* [SOURCE RECORDS]
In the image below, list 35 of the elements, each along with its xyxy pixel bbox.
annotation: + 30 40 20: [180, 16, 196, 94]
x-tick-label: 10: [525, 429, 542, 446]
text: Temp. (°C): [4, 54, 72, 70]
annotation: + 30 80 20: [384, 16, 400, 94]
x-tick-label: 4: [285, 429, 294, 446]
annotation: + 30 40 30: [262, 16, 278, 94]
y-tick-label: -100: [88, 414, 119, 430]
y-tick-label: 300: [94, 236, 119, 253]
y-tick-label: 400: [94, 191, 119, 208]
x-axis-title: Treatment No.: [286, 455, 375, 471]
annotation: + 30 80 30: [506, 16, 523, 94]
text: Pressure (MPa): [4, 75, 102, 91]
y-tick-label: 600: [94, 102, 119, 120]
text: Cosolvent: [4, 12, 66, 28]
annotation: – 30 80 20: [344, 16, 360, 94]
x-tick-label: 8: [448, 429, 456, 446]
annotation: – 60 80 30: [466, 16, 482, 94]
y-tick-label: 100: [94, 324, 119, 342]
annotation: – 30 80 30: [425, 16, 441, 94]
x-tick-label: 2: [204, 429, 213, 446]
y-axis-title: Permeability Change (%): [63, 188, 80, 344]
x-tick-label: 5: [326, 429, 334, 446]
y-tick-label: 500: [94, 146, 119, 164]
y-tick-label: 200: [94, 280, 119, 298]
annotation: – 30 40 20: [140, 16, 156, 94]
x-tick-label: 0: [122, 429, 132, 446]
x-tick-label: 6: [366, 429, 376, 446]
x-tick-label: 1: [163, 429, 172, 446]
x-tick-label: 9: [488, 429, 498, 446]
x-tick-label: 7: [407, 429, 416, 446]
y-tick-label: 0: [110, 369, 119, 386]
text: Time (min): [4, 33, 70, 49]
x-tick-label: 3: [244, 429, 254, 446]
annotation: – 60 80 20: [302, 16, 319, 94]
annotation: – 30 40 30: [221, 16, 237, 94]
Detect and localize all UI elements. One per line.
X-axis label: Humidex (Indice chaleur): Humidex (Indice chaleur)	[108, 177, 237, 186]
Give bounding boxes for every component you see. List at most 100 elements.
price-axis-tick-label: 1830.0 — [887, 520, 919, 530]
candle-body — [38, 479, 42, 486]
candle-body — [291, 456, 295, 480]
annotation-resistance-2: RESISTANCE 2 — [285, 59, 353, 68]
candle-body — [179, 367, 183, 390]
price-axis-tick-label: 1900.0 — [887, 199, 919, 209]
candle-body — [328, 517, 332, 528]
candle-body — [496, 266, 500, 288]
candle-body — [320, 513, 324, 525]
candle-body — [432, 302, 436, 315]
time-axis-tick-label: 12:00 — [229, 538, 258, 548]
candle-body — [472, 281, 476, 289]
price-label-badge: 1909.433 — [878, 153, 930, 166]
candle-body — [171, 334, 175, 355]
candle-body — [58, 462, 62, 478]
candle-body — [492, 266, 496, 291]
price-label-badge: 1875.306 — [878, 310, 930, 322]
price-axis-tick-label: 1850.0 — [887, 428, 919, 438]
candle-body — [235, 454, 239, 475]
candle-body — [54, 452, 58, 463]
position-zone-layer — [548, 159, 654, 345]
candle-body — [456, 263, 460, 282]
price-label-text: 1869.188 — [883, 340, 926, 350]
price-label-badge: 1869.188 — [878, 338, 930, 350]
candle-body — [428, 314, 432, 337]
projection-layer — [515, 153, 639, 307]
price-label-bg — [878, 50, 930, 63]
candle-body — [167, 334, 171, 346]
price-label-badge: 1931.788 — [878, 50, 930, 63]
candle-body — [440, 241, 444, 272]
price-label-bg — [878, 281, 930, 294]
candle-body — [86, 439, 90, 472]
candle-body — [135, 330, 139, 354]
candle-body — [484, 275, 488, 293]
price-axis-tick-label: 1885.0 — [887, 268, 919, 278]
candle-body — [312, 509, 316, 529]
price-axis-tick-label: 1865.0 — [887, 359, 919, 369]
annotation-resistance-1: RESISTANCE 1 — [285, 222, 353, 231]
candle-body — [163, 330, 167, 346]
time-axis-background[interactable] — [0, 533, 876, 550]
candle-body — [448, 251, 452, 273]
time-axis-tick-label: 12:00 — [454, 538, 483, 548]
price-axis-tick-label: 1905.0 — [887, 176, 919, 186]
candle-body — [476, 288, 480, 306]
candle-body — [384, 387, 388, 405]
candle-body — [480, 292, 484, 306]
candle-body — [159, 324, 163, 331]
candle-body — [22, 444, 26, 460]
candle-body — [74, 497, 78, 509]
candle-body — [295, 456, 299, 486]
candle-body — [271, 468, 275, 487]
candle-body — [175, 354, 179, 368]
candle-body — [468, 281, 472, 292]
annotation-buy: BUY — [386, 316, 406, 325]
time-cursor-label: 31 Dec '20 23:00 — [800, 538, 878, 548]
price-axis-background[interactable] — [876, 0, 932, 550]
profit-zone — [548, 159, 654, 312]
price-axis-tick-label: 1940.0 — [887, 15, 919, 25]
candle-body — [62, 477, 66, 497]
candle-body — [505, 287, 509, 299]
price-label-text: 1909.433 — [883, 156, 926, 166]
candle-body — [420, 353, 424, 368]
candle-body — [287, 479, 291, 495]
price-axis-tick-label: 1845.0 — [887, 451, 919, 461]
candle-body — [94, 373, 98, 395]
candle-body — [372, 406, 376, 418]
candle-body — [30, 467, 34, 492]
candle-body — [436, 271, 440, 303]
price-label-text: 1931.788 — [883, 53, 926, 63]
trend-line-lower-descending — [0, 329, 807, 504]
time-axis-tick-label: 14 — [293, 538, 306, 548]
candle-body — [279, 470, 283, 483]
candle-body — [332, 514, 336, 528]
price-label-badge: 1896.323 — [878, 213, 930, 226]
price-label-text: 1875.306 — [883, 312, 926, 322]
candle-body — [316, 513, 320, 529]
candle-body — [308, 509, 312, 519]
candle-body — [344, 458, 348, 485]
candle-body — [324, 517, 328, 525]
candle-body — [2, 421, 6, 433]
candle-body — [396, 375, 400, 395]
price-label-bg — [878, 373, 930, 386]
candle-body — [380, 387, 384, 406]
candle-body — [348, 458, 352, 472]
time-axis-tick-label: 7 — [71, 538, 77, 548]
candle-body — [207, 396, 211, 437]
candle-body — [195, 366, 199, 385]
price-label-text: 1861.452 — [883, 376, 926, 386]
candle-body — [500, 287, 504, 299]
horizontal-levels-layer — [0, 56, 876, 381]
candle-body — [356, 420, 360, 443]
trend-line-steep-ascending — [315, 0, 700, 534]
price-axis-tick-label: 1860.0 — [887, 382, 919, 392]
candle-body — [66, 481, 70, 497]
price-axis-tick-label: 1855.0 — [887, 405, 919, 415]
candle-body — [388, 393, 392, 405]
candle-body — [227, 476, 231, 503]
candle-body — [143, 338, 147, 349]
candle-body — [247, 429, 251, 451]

* [WHAT YOU ARE ASKED TO DO] Format the stretch of records from the start through the line containing "annotation: + 30 40 30: [262, 16, 278, 94]" as a Markdown table with two columns, Row and Line, omitting any blank lines.

* [REPLY]
| Row | Line |
|---|---|
| 1 | In the image below, list 35 of the elements, each along with its xyxy pixel bbox. |
| 2 | annotation: + 30 40 20: [180, 16, 196, 94] |
| 3 | x-tick-label: 10: [525, 429, 542, 446] |
| 4 | text: Temp. (°C): [4, 54, 72, 70] |
| 5 | annotation: + 30 80 20: [384, 16, 400, 94] |
| 6 | x-tick-label: 4: [285, 429, 294, 446] |
| 7 | annotation: + 30 40 30: [262, 16, 278, 94] |